#### Given exercise
From the listing that follows, extract every line and set it down unaltered.

#### Information provided
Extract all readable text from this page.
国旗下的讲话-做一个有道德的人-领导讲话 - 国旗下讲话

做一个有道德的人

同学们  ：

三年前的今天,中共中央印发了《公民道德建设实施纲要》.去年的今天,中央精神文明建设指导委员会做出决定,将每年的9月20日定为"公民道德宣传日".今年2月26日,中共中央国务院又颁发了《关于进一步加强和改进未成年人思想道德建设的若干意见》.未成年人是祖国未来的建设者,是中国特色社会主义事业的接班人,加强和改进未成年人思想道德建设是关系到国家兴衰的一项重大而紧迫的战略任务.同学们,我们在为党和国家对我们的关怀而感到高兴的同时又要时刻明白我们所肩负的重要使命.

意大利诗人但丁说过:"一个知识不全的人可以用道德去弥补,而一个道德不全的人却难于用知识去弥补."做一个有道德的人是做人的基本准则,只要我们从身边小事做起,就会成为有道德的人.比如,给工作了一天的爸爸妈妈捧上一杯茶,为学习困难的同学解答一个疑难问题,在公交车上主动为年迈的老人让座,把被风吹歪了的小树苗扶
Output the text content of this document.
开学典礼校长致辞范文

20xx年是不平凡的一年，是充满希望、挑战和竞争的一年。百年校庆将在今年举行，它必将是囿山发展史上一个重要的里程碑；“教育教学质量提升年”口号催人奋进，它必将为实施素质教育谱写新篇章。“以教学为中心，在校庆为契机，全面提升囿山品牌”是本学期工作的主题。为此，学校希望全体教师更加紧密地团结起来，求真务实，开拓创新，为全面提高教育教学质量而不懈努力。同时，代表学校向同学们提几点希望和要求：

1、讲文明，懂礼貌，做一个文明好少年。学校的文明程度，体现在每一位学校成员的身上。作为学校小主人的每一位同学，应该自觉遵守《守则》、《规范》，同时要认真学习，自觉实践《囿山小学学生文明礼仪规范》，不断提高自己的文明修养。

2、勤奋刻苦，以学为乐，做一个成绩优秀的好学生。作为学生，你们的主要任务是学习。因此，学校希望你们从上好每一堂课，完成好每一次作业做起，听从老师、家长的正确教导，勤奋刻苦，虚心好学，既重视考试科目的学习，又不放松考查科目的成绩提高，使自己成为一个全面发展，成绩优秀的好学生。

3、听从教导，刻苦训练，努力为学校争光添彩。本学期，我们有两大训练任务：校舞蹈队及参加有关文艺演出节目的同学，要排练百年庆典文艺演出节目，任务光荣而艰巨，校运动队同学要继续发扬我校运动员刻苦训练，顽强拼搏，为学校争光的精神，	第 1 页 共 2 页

#### Exercise result
Extract all readable text from this page.
国旗下的讲话-做一个有道德的人-领导讲话 - 国旗下讲话

做一个有道德的人

同学们  ：

三年前的今天,中共中央印发了《公民道德建设实施纲要》.去年的今天,中央精神文明建设指导委员会做出决定,将每年的9月20日定为"公民道德宣传日".今年2月26日,中共中央国务院又颁发了《关于进一步加强和改进未成年人思想道德建设的若干意见》.未成年人是祖国未来的建设者,是中国特色社会主义事业的接班人,加强和改进未成年人思想道德建设是关系到国家兴衰的一项重大而紧迫的战略任务.同学们,我们在为党和国家对我们的关怀而感到高兴的同时又要时刻明白我们所肩负的重要使命.

意大利诗人但丁说过:"一个知识不全的人可以用道德去弥补,而一个道德不全的人却难于用知识去弥补."做一个有道德的人是做人的基本准则,只要我们从身边小事做起,就会成为有道德的人.比如,给工作了一天的爸爸妈妈捧上一杯茶,为学习困难的同学解答一个疑难问题,在公交车上主动为年迈的老人让座,把被风吹歪了的小树苗扶
Output the text content of this document.
开学典礼校长致辞范文

20xx年是不平凡的一年，是充满希望、挑战和竞争的一年。百年校庆将在今年举行，它必将是囿山发展史上一个重要的里程碑；“教育教学质量提升年”口号催人奋进，它必将为实施素质教育谱写新篇章。“以教学为中心，在校庆为契机，全面提升囿山品牌”是本学期工作的主题。为此，学校希望全体教师更加紧密地团结起来，求真务实，开拓创新，为全面提高教育教学质量而不懈努力。同时，代表学校向同学们提几点希望和要求：

1、讲文明，懂礼貌，做一个文明好少年。学校的文明程度，体现在每一位学校成员的身上。作为学校小主人的每一位同学，应该自觉遵守《守则》、《规范》，同时要认真学习，自觉实践《囿山小学学生文明礼仪规范》，不断提高自己的文明修养。

2、勤奋刻苦，以学为乐，做一个成绩优秀的好学生。作为学生，你们的主要任务是学习。因此，学校希望你们从上好每一堂课，完成好每一次作业做起，听从老师、家长的正确教导，勤奋刻苦，虚心好学，既重视考试科目的学习，又不放松考查科目的成绩提高，使自己成为一个全面发展，成绩优秀的好学生。

3、听从教导，刻苦训练，努力为学校争光添彩。本学期，我们有两大训练任务：校舞蹈队及参加有关文艺演出节目的同学，要排练百年庆典文艺演出节目，任务光荣而艰巨，校运动队同学要继续发扬我校运动员刻苦训练，顽强拼搏，为学校争光的精神，	第 1 页 共 2 页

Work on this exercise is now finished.